**WHAT IS NEEDED**.
For the data below, report only the number of lines containing the string "name".

━━━━━━

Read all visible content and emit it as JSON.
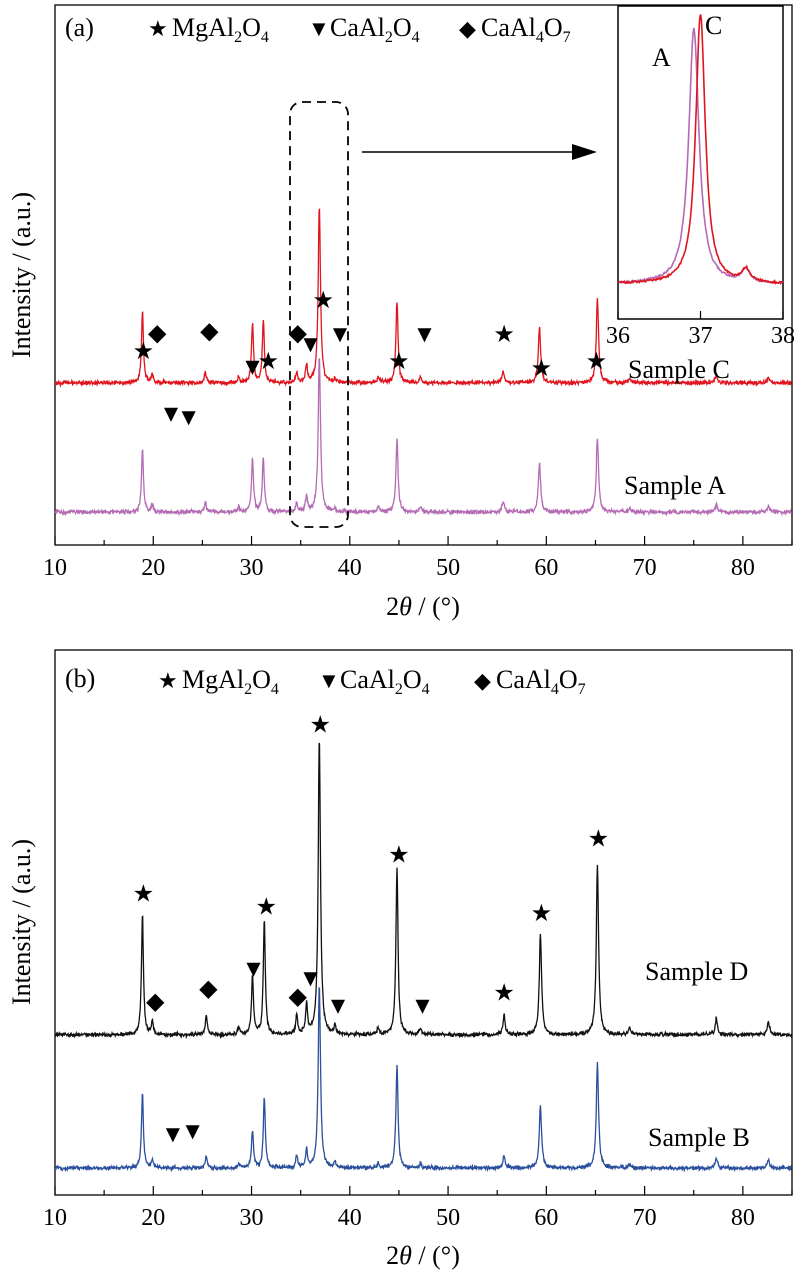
{
  "chart_data": [
    {
      "type": "line",
      "panel_label": "(a)",
      "xlabel_prefix": "2",
      "xlabel_theta": "θ",
      "xlabel_suffix": " / (°)",
      "ylabel": "Intensity / (a.u.)",
      "xlim": [
        10,
        85
      ],
      "xticks": [
        10,
        20,
        30,
        40,
        50,
        60,
        70,
        80
      ],
      "legend": [
        {
          "symbol": "★",
          "base": "MgAl",
          "sub1": "2",
          "mid": "O",
          "sub2": "4"
        },
        {
          "symbol": "▼",
          "base": "CaAl",
          "sub1": "2",
          "mid": "O",
          "sub2": "4"
        },
        {
          "symbol": "◆",
          "base": "CaAl",
          "sub1": "4",
          "mid": "O",
          "sub2": "7"
        }
      ],
      "series": [
        {
          "name": "Sample C",
          "color": "#e0141e",
          "offset": 1.9,
          "peak_scale": 1.0
        },
        {
          "name": "Sample A",
          "color": "#b46bb4",
          "offset": 0.0,
          "peak_scale": 0.88
        }
      ],
      "peaks": [
        {
          "x": 18.9,
          "h": 1.05,
          "w": 0.12
        },
        {
          "x": 19.9,
          "h": 0.12,
          "w": 0.12
        },
        {
          "x": 25.3,
          "h": 0.16,
          "w": 0.12
        },
        {
          "x": 28.7,
          "h": 0.08,
          "w": 0.12
        },
        {
          "x": 30.1,
          "h": 0.88,
          "w": 0.12
        },
        {
          "x": 31.2,
          "h": 0.92,
          "w": 0.12
        },
        {
          "x": 34.6,
          "h": 0.14,
          "w": 0.12
        },
        {
          "x": 35.6,
          "h": 0.26,
          "w": 0.12
        },
        {
          "x": 36.9,
          "h": 2.6,
          "w": 0.14
        },
        {
          "x": 38.5,
          "h": 0.06,
          "w": 0.12
        },
        {
          "x": 42.9,
          "h": 0.1,
          "w": 0.12
        },
        {
          "x": 44.8,
          "h": 1.2,
          "w": 0.13
        },
        {
          "x": 47.2,
          "h": 0.08,
          "w": 0.12
        },
        {
          "x": 55.6,
          "h": 0.18,
          "w": 0.13
        },
        {
          "x": 59.3,
          "h": 0.82,
          "w": 0.14
        },
        {
          "x": 65.2,
          "h": 1.22,
          "w": 0.14
        },
        {
          "x": 68.5,
          "h": 0.06,
          "w": 0.14
        },
        {
          "x": 77.3,
          "h": 0.12,
          "w": 0.14
        },
        {
          "x": 82.6,
          "h": 0.08,
          "w": 0.14
        }
      ],
      "markers": [
        {
          "symbol": "★",
          "x": 19.0,
          "yrel": 2.25
        },
        {
          "symbol": "◆",
          "x": 20.4,
          "yrel": 2.52
        },
        {
          "symbol": "▼",
          "x": 21.8,
          "yrel": 1.33
        },
        {
          "symbol": "▼",
          "x": 23.6,
          "yrel": 1.28
        },
        {
          "symbol": "◆",
          "x": 25.7,
          "yrel": 2.55
        },
        {
          "symbol": "▼",
          "x": 30.1,
          "yrel": 2.02
        },
        {
          "symbol": "★",
          "x": 31.7,
          "yrel": 2.1
        },
        {
          "symbol": "◆",
          "x": 34.7,
          "yrel": 2.52
        },
        {
          "symbol": "▼",
          "x": 36.0,
          "yrel": 2.35
        },
        {
          "symbol": "★",
          "x": 37.3,
          "yrel": 3.0
        },
        {
          "symbol": "▼",
          "x": 39.0,
          "yrel": 2.5
        },
        {
          "symbol": "★",
          "x": 45.0,
          "yrel": 2.1
        },
        {
          "symbol": "▼",
          "x": 47.6,
          "yrel": 2.5
        },
        {
          "symbol": "★",
          "x": 55.7,
          "yrel": 2.5
        },
        {
          "symbol": "★",
          "x": 59.5,
          "yrel": 2.0
        },
        {
          "symbol": "★",
          "x": 65.1,
          "yrel": 2.1
        }
      ],
      "sample_labels": [
        "Sample C",
        "Sample A"
      ],
      "inset": {
        "xlim": [
          36,
          38
        ],
        "xticks": [
          36,
          37,
          38
        ],
        "labels": [
          "A",
          "C"
        ],
        "series": [
          {
            "name": "A",
            "color": "#b46bb4",
            "center": 36.92,
            "width": 0.075,
            "height": 1.0
          },
          {
            "name": "C",
            "color": "#e0141e",
            "center": 37.0,
            "width": 0.07,
            "height": 1.06
          }
        ]
      }
    },
    {
      "type": "line",
      "panel_label": "(b)",
      "xlabel_prefix": "2",
      "xlabel_theta": "θ",
      "xlabel_suffix": " / (°)",
      "ylabel": "Intensity / (a.u.)",
      "xlim": [
        10,
        85
      ],
      "xticks": [
        10,
        20,
        30,
        40,
        50,
        60,
        70,
        80
      ],
      "legend": [
        {
          "symbol": "★",
          "base": "MgAl",
          "sub1": "2",
          "mid": "O",
          "sub2": "4"
        },
        {
          "symbol": "▼",
          "base": "CaAl",
          "sub1": "2",
          "mid": "O",
          "sub2": "4"
        },
        {
          "symbol": "◆",
          "base": "CaAl",
          "sub1": "4",
          "mid": "O",
          "sub2": "7"
        }
      ],
      "series": [
        {
          "name": "Sample D",
          "color": "#111111",
          "offset": 2.05,
          "peak_scale": 1.0
        },
        {
          "name": "Sample B",
          "color": "#2a4f9c",
          "offset": 0.0,
          "peak_scale": 0.62
        }
      ],
      "peaks": [
        {
          "x": 18.9,
          "h": 1.85,
          "w": 0.12
        },
        {
          "x": 19.9,
          "h": 0.2,
          "w": 0.12
        },
        {
          "x": 25.4,
          "h": 0.3,
          "w": 0.12
        },
        {
          "x": 28.7,
          "h": 0.12,
          "w": 0.12
        },
        {
          "x": 30.1,
          "h": 0.9,
          "w": 0.12
        },
        {
          "x": 31.3,
          "h": 1.75,
          "w": 0.12
        },
        {
          "x": 34.6,
          "h": 0.3,
          "w": 0.12
        },
        {
          "x": 35.6,
          "h": 0.45,
          "w": 0.12
        },
        {
          "x": 36.9,
          "h": 4.55,
          "w": 0.14
        },
        {
          "x": 38.5,
          "h": 0.12,
          "w": 0.12
        },
        {
          "x": 42.9,
          "h": 0.1,
          "w": 0.12
        },
        {
          "x": 44.8,
          "h": 2.55,
          "w": 0.13
        },
        {
          "x": 47.2,
          "h": 0.1,
          "w": 0.12
        },
        {
          "x": 55.7,
          "h": 0.3,
          "w": 0.13
        },
        {
          "x": 59.4,
          "h": 1.55,
          "w": 0.14
        },
        {
          "x": 65.2,
          "h": 2.6,
          "w": 0.14
        },
        {
          "x": 68.5,
          "h": 0.1,
          "w": 0.14
        },
        {
          "x": 77.3,
          "h": 0.25,
          "w": 0.14
        },
        {
          "x": 82.6,
          "h": 0.2,
          "w": 0.14
        }
      ],
      "markers": [
        {
          "symbol": "★",
          "x": 19.0,
          "yrel": 4.1
        },
        {
          "symbol": "◆",
          "x": 20.2,
          "yrel": 2.45
        },
        {
          "symbol": "▼",
          "x": 22.0,
          "yrel": 0.4
        },
        {
          "symbol": "▼",
          "x": 24.0,
          "yrel": 0.45
        },
        {
          "symbol": "◆",
          "x": 25.6,
          "yrel": 2.65
        },
        {
          "symbol": "▼",
          "x": 30.2,
          "yrel": 2.95
        },
        {
          "symbol": "★",
          "x": 31.5,
          "yrel": 3.9
        },
        {
          "symbol": "◆",
          "x": 34.7,
          "yrel": 2.52
        },
        {
          "symbol": "▼",
          "x": 36.0,
          "yrel": 2.8
        },
        {
          "symbol": "★",
          "x": 37.0,
          "yrel": 6.7
        },
        {
          "symbol": "▼",
          "x": 38.8,
          "yrel": 2.38
        },
        {
          "symbol": "★",
          "x": 45.0,
          "yrel": 4.7
        },
        {
          "symbol": "▼",
          "x": 47.4,
          "yrel": 2.38
        },
        {
          "symbol": "★",
          "x": 55.7,
          "yrel": 2.58
        },
        {
          "symbol": "★",
          "x": 59.5,
          "yrel": 3.8
        },
        {
          "symbol": "★",
          "x": 65.3,
          "yrel": 4.95
        }
      ],
      "sample_labels": [
        "Sample D",
        "Sample B"
      ]
    }
  ]
}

━━━━━━

**EXERCISE SOLUTION**.
6